__SET TASK__: Present each line of the entries below that holds the word "Maturity".

----------

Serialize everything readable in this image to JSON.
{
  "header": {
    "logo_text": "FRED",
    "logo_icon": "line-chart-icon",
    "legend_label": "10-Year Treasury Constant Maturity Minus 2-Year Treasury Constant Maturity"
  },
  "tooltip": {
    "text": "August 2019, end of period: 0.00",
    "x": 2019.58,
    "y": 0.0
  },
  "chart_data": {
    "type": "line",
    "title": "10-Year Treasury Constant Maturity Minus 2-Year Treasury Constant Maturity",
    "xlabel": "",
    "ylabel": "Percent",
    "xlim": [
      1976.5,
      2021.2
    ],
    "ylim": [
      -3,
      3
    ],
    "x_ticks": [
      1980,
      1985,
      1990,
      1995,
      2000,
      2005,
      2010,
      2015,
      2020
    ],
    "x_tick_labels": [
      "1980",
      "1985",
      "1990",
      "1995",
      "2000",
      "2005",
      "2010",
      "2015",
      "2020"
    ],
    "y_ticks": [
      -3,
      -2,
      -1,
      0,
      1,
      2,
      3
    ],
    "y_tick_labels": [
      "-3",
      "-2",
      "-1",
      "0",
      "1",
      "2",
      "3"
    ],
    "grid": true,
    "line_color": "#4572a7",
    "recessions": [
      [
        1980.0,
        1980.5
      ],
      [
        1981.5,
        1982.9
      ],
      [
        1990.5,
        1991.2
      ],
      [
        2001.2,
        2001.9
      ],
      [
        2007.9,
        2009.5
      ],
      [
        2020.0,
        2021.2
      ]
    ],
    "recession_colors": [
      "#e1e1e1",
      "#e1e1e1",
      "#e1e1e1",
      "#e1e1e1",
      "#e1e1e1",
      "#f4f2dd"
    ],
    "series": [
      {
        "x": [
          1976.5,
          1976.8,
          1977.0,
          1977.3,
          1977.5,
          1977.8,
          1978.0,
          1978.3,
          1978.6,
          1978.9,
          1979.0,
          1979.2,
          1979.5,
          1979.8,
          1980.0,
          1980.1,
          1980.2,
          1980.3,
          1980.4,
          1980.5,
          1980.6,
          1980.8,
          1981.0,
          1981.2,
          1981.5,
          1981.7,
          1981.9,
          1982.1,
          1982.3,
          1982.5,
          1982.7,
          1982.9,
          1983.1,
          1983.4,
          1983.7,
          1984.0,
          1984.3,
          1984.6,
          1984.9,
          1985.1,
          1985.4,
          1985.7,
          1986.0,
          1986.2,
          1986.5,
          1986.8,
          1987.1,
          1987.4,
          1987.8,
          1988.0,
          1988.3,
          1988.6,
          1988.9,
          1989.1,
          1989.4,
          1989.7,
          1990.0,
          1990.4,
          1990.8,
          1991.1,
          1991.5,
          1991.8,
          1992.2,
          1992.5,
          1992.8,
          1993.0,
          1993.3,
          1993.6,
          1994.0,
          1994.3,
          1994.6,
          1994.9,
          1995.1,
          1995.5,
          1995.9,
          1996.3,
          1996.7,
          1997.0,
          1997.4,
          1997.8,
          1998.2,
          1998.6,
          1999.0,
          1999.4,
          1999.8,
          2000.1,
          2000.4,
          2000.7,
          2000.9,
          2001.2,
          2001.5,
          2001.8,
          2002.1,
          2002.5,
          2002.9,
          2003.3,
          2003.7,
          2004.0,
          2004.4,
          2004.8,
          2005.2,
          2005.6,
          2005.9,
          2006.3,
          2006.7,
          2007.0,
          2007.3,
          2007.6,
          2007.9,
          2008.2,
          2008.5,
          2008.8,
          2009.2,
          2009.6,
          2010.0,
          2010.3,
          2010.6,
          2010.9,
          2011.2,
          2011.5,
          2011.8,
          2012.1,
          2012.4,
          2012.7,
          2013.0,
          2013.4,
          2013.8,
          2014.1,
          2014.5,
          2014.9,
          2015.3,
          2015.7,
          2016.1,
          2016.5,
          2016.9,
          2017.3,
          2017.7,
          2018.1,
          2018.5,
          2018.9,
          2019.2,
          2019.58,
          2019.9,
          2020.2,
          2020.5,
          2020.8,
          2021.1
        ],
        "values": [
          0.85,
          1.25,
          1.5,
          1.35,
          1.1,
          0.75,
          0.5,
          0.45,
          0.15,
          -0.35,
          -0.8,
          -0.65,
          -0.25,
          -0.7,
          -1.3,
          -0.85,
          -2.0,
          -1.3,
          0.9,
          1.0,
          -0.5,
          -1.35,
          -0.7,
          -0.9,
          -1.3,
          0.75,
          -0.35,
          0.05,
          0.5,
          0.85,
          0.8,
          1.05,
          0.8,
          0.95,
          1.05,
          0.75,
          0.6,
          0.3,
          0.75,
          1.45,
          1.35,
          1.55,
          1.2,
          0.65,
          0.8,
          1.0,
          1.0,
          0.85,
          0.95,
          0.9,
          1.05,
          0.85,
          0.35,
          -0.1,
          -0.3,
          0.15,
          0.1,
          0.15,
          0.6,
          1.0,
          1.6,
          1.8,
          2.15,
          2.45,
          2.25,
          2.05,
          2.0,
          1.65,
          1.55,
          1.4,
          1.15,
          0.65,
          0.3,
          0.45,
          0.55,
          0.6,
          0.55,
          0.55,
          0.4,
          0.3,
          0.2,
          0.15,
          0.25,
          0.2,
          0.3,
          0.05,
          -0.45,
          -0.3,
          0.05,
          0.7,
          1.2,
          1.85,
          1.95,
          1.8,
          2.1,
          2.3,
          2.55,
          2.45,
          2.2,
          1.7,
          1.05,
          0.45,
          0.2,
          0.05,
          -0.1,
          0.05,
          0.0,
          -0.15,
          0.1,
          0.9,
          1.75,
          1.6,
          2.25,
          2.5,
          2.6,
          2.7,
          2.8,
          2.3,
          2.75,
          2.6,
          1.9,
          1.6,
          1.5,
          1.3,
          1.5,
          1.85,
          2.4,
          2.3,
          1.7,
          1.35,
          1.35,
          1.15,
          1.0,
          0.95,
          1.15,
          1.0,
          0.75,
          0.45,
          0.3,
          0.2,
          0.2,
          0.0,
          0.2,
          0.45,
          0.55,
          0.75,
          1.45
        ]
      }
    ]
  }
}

----------

__COMPLETE OUTPUT__:
    "legend_label": "10-Year Treasury Constant Maturity Minus 2-Year Treasury Constant Maturity"
    "title": "10-Year Treasury Constant Maturity Minus 2-Year Treasury Constant Maturity",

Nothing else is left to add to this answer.